■ **Dataset records**
"""
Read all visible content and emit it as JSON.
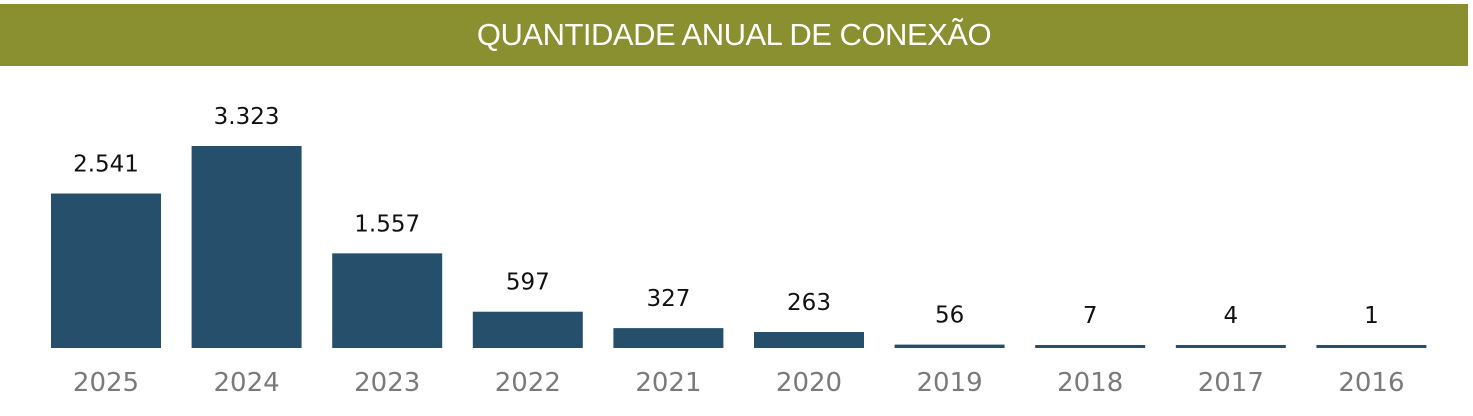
{
  "chart_data": {
    "type": "bar",
    "title": "QUANTIDADE ANUAL DE CONEXÃO",
    "categories": [
      "2025",
      "2024",
      "2023",
      "2022",
      "2021",
      "2020",
      "2019",
      "2018",
      "2017",
      "2016"
    ],
    "values": [
      2541,
      3323,
      1557,
      597,
      327,
      263,
      56,
      7,
      4,
      1
    ],
    "value_labels": [
      "2.541",
      "3.323",
      "1.557",
      "597",
      "327",
      "263",
      "56",
      "7",
      "4",
      "1"
    ],
    "xlabel": "",
    "ylabel": "",
    "ylim": [
      0,
      3323
    ],
    "grid": false,
    "colors": {
      "bar": "#264f6b",
      "title_bg": "#8a8f2f"
    }
  }
}
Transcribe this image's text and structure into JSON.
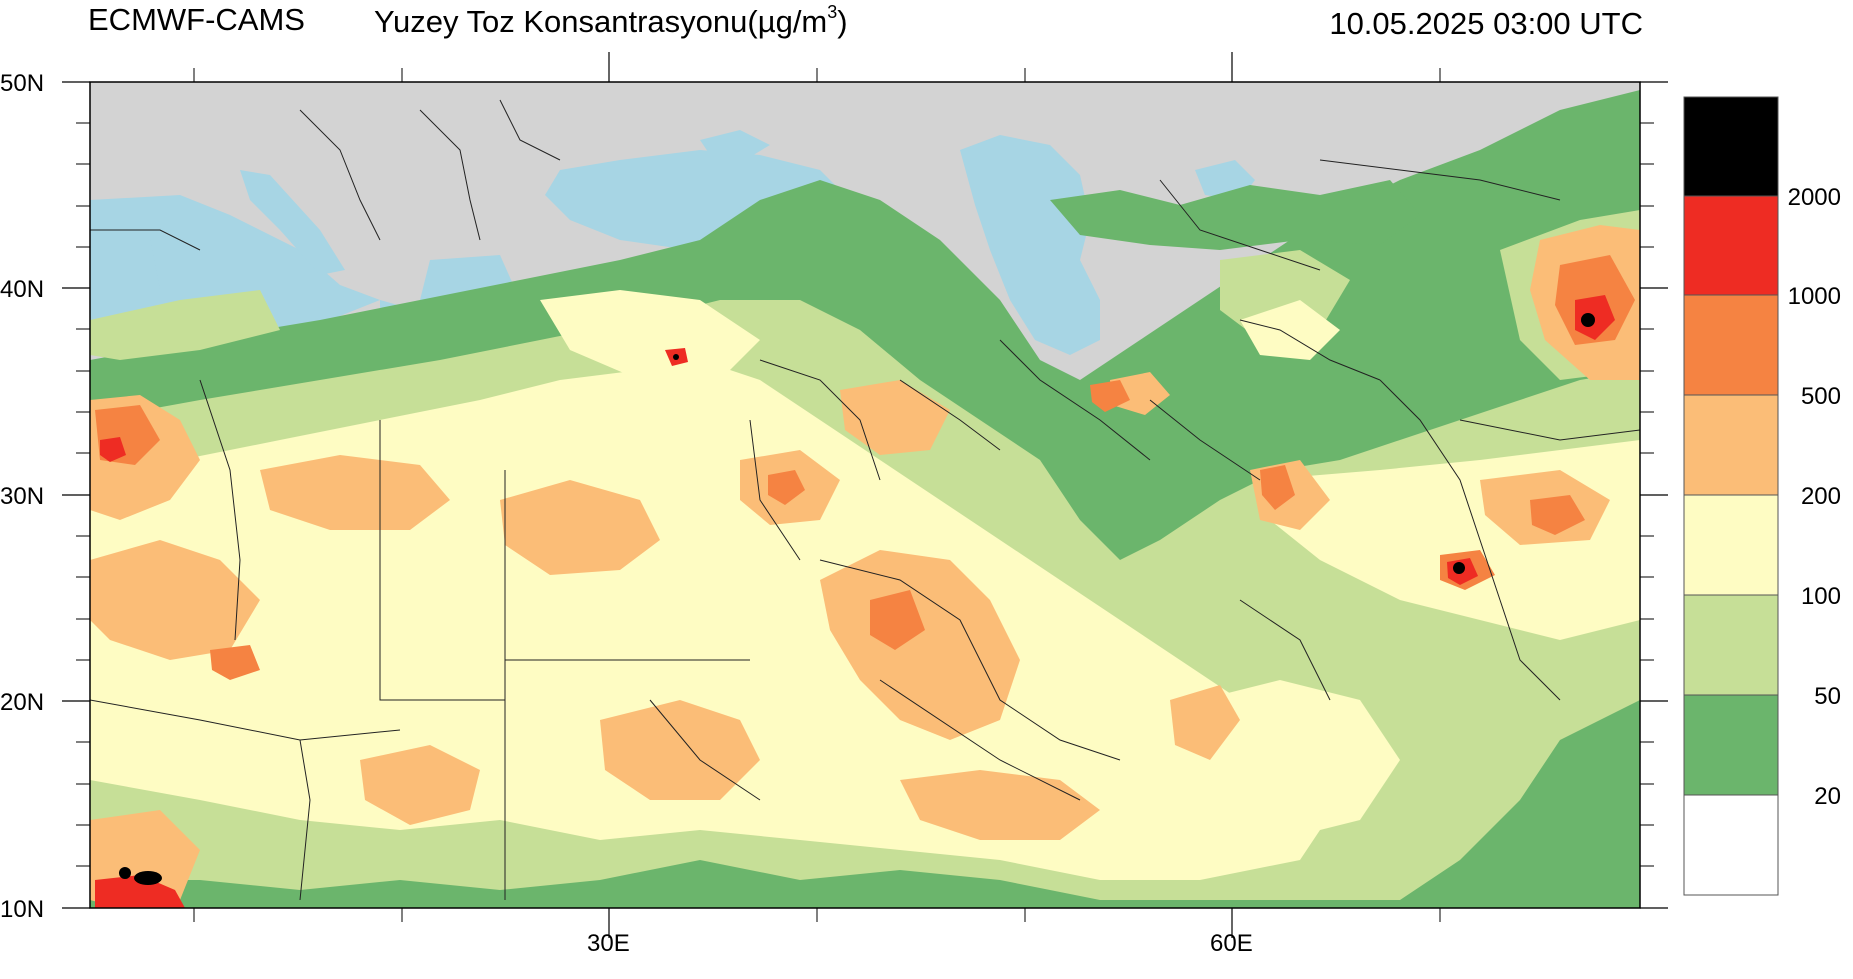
{
  "header": {
    "source": "ECMWF-CAMS",
    "title_text": "Yuzey Toz Konsantrasyonu(µg/m",
    "title_superscript": "3",
    "title_close": ")",
    "datetime": "10.05.2025 03:00 UTC"
  },
  "axes": {
    "lat_labels": [
      "50N",
      "40N",
      "30N",
      "20N",
      "10N"
    ],
    "lon_labels": [
      "30E",
      "60E"
    ]
  },
  "colorbar": {
    "labels": [
      "2000",
      "1000",
      "500",
      "200",
      "100",
      "50",
      "20"
    ],
    "colors": [
      "#000000",
      "#ee2c23",
      "#f58342",
      "#fbbd77",
      "#fefcc3",
      "#c6df97",
      "#6bb56c",
      "#ffffff"
    ]
  },
  "map_colors": {
    "land": "#d3d3d3",
    "water": "#a7d5e4",
    "border": "#222222"
  }
}
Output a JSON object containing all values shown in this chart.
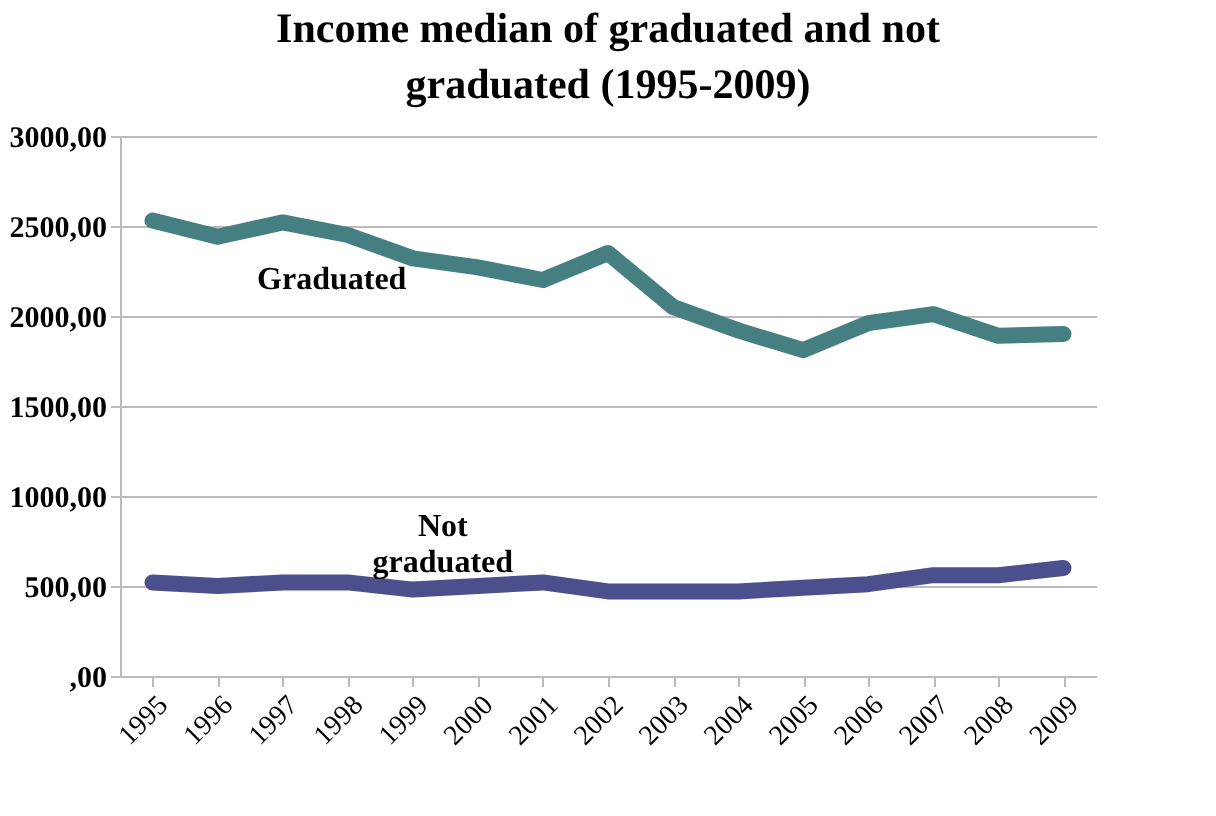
{
  "chart_data": {
    "type": "line",
    "title": "Income median of graduated and not graduated (1995-2009)",
    "categories": [
      "1995",
      "1996",
      "1997",
      "1998",
      "1999",
      "2000",
      "2001",
      "2002",
      "2003",
      "2004",
      "2005",
      "2006",
      "2007",
      "2008",
      "2009"
    ],
    "series": [
      {
        "name": "Graduated",
        "color": "#467f82",
        "values": [
          2530,
          2440,
          2520,
          2450,
          2320,
          2270,
          2200,
          2350,
          2050,
          1920,
          1810,
          1960,
          2010,
          1890,
          1900
        ]
      },
      {
        "name": "Not graduated",
        "color": "#4b4f8c",
        "values": [
          520,
          500,
          520,
          520,
          480,
          500,
          520,
          470,
          470,
          470,
          490,
          510,
          560,
          560,
          600
        ]
      }
    ],
    "ylim": [
      0,
      3000
    ],
    "yticks": [
      {
        "value": 0,
        "label": ",00"
      },
      {
        "value": 500,
        "label": "500,00"
      },
      {
        "value": 1000,
        "label": "1000,00"
      },
      {
        "value": 1500,
        "label": "1500,00"
      },
      {
        "value": 2000,
        "label": "2000,00"
      },
      {
        "value": 2500,
        "label": "2500,00"
      },
      {
        "value": 3000,
        "label": "3000,00"
      }
    ],
    "grid": "y",
    "legend": false,
    "marker": "none",
    "line_style": "solid"
  }
}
"""
■ **Instruction**
Gather each line in the data that holds the string "values".

■ **Output**
    "values": [
Output a JSON object containing all values shown in this chart.
        "values": [
        "values": [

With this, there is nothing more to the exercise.